* Set task *
Copy out each line below that has the word "type" in it.

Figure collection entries
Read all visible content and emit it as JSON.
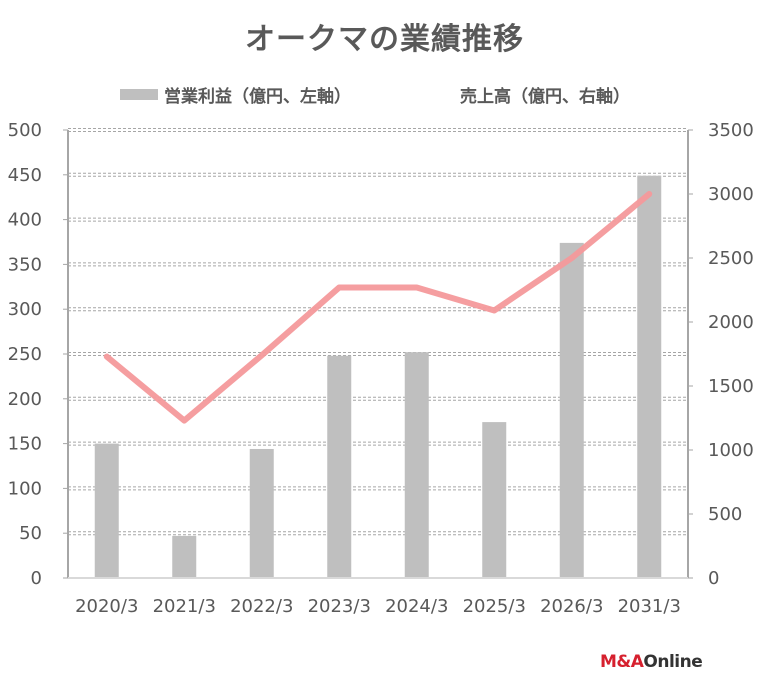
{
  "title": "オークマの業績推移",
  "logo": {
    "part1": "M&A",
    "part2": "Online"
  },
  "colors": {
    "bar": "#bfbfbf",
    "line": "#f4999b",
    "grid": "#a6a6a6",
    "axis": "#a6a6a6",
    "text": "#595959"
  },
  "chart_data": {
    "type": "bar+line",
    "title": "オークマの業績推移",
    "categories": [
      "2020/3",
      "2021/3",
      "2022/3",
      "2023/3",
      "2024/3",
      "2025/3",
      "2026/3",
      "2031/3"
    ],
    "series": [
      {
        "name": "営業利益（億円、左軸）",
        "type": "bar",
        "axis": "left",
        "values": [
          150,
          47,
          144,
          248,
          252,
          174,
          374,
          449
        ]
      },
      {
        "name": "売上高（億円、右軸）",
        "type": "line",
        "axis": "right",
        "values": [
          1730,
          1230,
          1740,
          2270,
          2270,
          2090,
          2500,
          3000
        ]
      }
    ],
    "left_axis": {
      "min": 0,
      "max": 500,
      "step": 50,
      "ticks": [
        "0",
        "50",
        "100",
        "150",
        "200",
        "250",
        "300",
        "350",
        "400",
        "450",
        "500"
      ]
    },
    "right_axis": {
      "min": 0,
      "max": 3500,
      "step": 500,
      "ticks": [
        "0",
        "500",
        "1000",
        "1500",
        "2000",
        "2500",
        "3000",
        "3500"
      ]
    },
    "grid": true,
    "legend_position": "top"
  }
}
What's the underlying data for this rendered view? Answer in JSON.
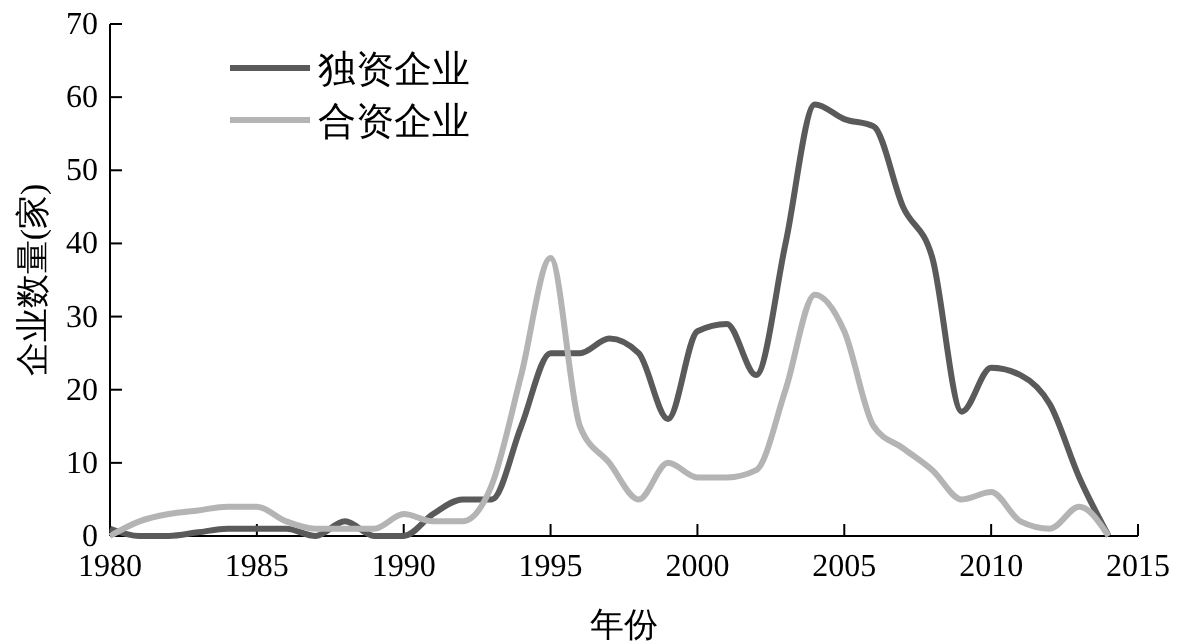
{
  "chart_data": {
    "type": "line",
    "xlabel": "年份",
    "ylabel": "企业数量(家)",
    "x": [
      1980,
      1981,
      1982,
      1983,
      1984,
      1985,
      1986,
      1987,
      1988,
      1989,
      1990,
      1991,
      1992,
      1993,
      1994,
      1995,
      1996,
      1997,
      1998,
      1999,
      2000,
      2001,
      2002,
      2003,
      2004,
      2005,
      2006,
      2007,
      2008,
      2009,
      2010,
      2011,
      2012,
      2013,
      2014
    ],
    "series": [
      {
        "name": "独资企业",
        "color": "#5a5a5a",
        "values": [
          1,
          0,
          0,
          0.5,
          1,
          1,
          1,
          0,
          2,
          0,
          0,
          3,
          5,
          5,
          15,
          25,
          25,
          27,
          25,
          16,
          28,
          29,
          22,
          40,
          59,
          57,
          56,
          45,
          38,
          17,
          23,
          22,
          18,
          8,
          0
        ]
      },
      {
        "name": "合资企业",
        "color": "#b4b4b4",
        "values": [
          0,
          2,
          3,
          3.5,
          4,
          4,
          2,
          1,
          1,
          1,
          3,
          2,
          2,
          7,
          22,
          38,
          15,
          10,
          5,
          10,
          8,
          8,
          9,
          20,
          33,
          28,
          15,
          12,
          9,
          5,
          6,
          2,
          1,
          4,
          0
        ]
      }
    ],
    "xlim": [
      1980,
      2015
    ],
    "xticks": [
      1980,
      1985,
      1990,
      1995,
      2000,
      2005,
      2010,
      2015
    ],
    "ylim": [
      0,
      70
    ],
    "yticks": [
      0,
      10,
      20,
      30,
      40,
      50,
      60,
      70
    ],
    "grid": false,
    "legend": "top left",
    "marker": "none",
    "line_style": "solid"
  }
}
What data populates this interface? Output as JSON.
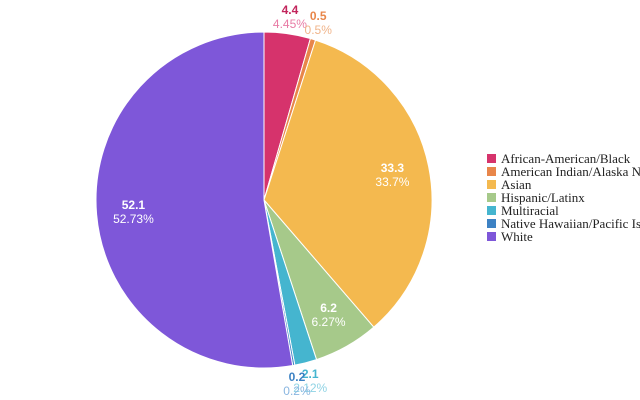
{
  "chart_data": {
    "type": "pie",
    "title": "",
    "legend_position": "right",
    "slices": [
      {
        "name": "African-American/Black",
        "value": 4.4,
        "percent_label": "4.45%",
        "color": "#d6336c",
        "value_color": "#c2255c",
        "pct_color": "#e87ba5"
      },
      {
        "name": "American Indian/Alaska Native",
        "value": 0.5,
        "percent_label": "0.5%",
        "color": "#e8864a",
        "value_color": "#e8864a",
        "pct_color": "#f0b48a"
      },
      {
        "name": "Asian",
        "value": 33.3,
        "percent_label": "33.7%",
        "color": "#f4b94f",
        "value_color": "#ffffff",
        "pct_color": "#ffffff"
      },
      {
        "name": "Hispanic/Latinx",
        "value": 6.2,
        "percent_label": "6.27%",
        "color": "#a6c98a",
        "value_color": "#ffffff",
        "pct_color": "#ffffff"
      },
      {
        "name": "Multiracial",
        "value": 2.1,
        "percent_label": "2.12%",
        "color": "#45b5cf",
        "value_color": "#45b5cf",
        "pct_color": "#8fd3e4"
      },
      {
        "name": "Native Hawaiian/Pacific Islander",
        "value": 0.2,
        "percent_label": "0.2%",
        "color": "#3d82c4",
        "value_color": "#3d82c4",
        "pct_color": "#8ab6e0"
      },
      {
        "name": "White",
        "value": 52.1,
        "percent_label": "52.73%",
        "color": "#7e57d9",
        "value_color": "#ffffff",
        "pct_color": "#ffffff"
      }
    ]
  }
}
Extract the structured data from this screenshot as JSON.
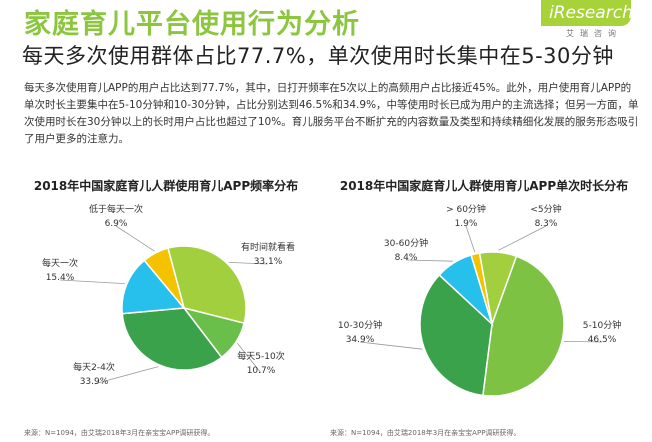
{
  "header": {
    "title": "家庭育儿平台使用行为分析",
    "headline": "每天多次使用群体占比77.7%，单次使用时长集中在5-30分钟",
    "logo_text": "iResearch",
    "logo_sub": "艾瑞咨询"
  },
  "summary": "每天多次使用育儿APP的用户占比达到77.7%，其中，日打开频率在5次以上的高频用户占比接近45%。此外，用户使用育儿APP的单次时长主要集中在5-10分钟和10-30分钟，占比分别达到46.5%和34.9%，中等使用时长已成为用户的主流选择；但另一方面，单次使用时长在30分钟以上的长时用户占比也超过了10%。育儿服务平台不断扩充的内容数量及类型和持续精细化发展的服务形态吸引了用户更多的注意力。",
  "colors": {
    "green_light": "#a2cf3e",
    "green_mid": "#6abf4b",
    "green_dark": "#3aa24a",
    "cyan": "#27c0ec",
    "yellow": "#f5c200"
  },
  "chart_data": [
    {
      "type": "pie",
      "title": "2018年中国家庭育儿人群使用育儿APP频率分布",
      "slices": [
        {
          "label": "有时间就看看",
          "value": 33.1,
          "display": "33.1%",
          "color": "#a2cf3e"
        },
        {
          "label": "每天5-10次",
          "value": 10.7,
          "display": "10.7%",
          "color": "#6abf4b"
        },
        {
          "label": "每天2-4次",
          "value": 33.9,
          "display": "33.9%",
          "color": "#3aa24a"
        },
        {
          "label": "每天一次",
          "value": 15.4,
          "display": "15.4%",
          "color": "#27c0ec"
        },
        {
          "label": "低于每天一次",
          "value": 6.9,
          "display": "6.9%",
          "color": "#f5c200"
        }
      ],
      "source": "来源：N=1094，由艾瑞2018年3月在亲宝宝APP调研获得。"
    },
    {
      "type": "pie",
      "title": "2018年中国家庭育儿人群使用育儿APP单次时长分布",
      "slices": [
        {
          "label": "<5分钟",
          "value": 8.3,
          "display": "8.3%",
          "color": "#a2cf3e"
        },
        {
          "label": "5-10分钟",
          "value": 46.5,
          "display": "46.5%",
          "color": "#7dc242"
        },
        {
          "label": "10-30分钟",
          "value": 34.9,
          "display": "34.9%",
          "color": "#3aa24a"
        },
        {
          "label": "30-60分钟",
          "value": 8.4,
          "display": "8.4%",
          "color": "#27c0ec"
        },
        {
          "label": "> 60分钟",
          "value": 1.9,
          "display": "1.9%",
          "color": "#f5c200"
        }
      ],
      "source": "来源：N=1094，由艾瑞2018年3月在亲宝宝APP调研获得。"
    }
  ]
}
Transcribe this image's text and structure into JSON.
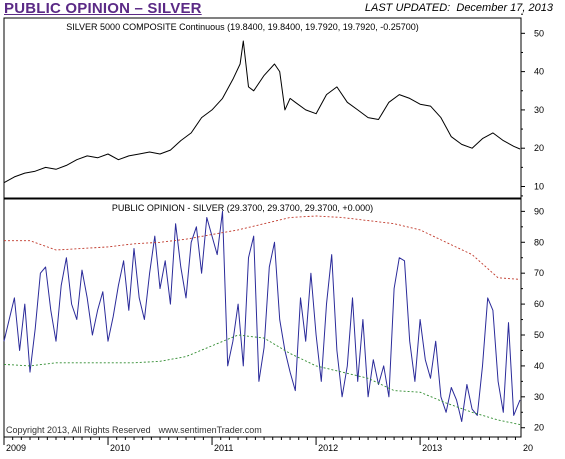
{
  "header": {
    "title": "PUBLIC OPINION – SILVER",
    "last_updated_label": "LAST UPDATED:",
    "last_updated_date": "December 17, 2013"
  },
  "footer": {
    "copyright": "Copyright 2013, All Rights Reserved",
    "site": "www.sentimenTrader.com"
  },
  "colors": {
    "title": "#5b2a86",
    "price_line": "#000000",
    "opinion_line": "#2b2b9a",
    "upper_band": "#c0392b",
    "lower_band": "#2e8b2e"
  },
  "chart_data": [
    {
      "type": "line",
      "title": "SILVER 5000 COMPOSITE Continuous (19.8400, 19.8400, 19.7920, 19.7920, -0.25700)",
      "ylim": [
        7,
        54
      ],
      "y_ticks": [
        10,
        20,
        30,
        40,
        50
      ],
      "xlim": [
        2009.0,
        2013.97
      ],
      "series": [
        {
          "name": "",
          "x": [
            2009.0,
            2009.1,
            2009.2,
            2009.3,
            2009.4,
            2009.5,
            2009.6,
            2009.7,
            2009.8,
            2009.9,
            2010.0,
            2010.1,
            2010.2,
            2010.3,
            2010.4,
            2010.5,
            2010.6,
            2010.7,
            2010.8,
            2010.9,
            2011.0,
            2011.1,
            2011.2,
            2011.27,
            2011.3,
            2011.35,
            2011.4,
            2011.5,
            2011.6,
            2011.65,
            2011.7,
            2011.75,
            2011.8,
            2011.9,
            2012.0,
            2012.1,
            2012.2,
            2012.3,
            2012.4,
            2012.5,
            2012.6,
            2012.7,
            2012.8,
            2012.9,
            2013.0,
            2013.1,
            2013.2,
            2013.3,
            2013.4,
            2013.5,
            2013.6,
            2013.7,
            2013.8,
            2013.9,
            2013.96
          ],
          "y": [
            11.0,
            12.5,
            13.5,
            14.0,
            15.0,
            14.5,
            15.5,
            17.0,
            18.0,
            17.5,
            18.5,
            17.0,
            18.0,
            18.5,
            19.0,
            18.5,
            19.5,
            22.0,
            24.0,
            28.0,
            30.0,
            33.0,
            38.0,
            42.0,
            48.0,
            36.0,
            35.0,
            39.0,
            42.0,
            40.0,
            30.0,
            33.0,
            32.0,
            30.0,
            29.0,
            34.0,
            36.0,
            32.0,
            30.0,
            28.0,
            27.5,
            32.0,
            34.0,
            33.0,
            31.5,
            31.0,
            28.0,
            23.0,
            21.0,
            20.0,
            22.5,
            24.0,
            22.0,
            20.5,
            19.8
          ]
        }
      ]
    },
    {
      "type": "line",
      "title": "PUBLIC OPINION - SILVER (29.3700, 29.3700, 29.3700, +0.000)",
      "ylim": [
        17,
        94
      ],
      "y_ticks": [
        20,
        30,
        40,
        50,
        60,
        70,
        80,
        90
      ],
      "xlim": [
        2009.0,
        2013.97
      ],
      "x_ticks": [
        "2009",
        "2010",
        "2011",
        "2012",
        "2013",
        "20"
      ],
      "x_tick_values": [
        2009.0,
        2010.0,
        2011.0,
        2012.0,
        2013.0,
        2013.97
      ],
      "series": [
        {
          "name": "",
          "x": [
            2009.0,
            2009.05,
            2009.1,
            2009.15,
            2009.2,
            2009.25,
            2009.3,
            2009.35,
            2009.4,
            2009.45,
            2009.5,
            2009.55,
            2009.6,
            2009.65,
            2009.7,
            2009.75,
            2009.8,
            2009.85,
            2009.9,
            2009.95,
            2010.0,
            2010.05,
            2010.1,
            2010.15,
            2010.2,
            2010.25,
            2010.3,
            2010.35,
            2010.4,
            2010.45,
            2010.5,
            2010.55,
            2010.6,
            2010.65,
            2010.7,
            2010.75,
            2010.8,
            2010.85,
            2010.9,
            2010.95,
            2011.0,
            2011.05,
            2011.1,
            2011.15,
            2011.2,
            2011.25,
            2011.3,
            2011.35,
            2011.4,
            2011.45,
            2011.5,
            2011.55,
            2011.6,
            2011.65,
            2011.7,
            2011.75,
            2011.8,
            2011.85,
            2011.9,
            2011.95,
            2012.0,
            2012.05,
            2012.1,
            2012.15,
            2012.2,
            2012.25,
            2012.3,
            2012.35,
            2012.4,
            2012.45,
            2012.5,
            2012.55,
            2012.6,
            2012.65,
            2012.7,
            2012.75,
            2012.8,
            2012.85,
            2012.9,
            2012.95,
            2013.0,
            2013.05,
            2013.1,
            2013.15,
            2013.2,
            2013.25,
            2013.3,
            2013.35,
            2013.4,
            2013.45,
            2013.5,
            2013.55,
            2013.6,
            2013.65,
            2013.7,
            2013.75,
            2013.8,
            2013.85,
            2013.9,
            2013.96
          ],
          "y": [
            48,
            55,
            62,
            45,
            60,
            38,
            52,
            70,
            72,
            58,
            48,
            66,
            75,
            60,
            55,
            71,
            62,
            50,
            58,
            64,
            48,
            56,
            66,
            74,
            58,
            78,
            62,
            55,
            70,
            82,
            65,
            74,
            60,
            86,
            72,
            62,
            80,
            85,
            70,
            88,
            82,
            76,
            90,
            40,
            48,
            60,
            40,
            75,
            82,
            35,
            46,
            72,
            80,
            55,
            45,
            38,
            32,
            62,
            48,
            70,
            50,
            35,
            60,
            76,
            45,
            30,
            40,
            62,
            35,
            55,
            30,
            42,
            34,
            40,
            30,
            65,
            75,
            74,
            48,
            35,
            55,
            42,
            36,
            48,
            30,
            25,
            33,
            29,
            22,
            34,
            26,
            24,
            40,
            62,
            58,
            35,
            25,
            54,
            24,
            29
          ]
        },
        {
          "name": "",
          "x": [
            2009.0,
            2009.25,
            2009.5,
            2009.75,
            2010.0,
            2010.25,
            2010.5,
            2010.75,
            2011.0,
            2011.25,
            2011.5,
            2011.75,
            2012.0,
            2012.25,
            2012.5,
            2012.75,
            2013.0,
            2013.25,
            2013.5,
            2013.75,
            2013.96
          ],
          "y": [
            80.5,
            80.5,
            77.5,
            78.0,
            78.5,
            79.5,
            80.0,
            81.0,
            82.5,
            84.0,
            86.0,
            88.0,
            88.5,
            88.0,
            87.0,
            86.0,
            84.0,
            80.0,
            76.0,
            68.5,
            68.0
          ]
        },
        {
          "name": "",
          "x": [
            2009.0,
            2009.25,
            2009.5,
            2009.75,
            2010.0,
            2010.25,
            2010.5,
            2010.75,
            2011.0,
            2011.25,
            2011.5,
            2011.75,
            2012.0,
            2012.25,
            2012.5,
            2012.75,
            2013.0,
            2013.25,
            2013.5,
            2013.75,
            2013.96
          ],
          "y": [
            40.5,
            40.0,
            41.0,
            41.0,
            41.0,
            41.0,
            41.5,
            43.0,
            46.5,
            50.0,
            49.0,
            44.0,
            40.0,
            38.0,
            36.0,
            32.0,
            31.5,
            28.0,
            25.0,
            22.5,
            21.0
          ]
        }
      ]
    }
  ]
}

* Result of this exercise *
    "type": "bar+line",
        "type": "bar",
        "type": "line",
    "type": "line",
    "type": "pie",
      "type": "pie",
      "type": "pie",
      "type": "line",
      "type": "line",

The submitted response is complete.